▶ **PROBLEM TO SOLVE**: Report every line below that holds the word "reactivation".

######

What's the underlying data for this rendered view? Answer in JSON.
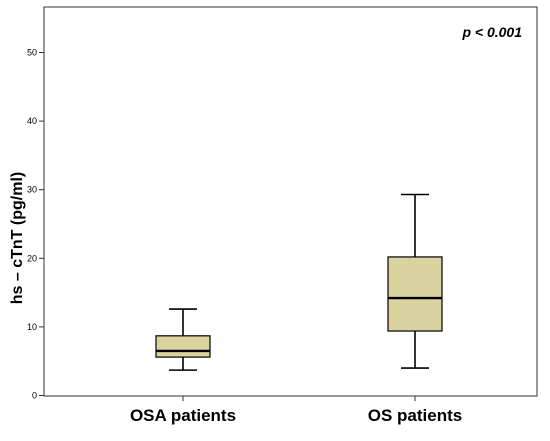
{
  "chart_data": {
    "type": "box",
    "ylabel": "hs – cTnT (pg/ml)",
    "ylim": [
      0,
      55
    ],
    "yticks": [
      "0",
      "10",
      "20",
      "30",
      "40",
      "50"
    ],
    "categories": [
      "OSA patients",
      "OS patients"
    ],
    "boxes": [
      {
        "category": "OSA patients",
        "min": 3.7,
        "q1": 5.6,
        "median": 6.5,
        "q3": 8.7,
        "max": 12.6
      },
      {
        "category": "OS patients",
        "min": 4.0,
        "q1": 9.4,
        "median": 14.2,
        "q3": 20.2,
        "max": 29.3
      }
    ],
    "annotation": "p < 0.001",
    "colors": {
      "box_fill": "#d9d3a0",
      "stroke": "#000000",
      "frame": "#333333"
    },
    "grid": false
  }
}
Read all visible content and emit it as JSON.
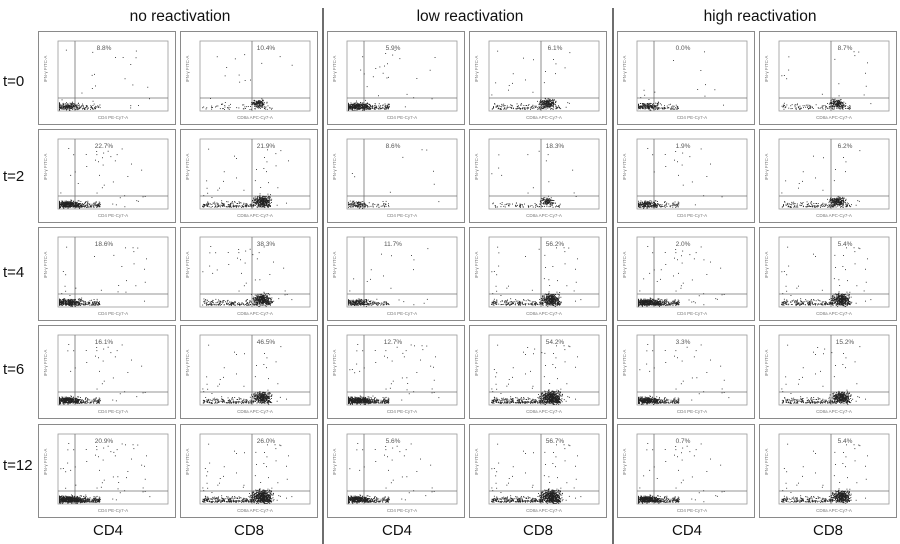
{
  "groups": [
    {
      "title": "no reactivation"
    },
    {
      "title": "low reactivation"
    },
    {
      "title": "high reactivation"
    }
  ],
  "time_labels": [
    "t=0",
    "t=2",
    "t=4",
    "t=6",
    "t=12"
  ],
  "column_labels": [
    "CD4",
    "CD8",
    "CD4",
    "CD8",
    "CD4",
    "CD8"
  ],
  "panel_y_axis_label": "IFN-γ FITC-A",
  "panel_x_axis_labels": [
    "CD4 PE-Cy7-A",
    "CD8a APC-Cy7-A"
  ],
  "chart_data": {
    "type": "scatter",
    "description_of_values": "percentage of cells in upper-right gate per panel",
    "groups": [
      "no reactivation",
      "low reactivation",
      "high reactivation"
    ],
    "markers": [
      "CD4",
      "CD8"
    ],
    "times": [
      "t=0",
      "t=2",
      "t=4",
      "t=6",
      "t=12"
    ],
    "percentages": [
      [
        "8.8%",
        "10.4%",
        "5.9%",
        "6.1%",
        "0.0%",
        "8.7%"
      ],
      [
        "22.7%",
        "21.9%",
        "8.6%",
        "18.3%",
        "1.9%",
        "6.2%"
      ],
      [
        "18.6%",
        "38.3%",
        "11.7%",
        "56.2%",
        "2.0%",
        "5.4%"
      ],
      [
        "16.1%",
        "46.5%",
        "12.7%",
        "54.2%",
        "3.3%",
        "15.2%"
      ],
      [
        "20.9%",
        "26.0%",
        "5.6%",
        "56.7%",
        "0.7%",
        "5.4%"
      ]
    ],
    "density": [
      [
        0.25,
        0.15,
        0.45,
        0.35,
        0.2,
        0.25
      ],
      [
        0.55,
        0.55,
        0.1,
        0.15,
        0.25,
        0.35
      ],
      [
        0.45,
        0.6,
        0.25,
        0.6,
        0.7,
        0.65
      ],
      [
        0.5,
        0.55,
        0.7,
        0.9,
        0.5,
        0.6
      ],
      [
        0.9,
        0.9,
        0.55,
        0.9,
        0.6,
        0.65
      ]
    ]
  }
}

######

▶ **REPLY**:
      "title": "no reactivation"
      "title": "low reactivation"
      "title": "high reactivation"
      "no reactivation",
      "low reactivation",
      "high reactivation"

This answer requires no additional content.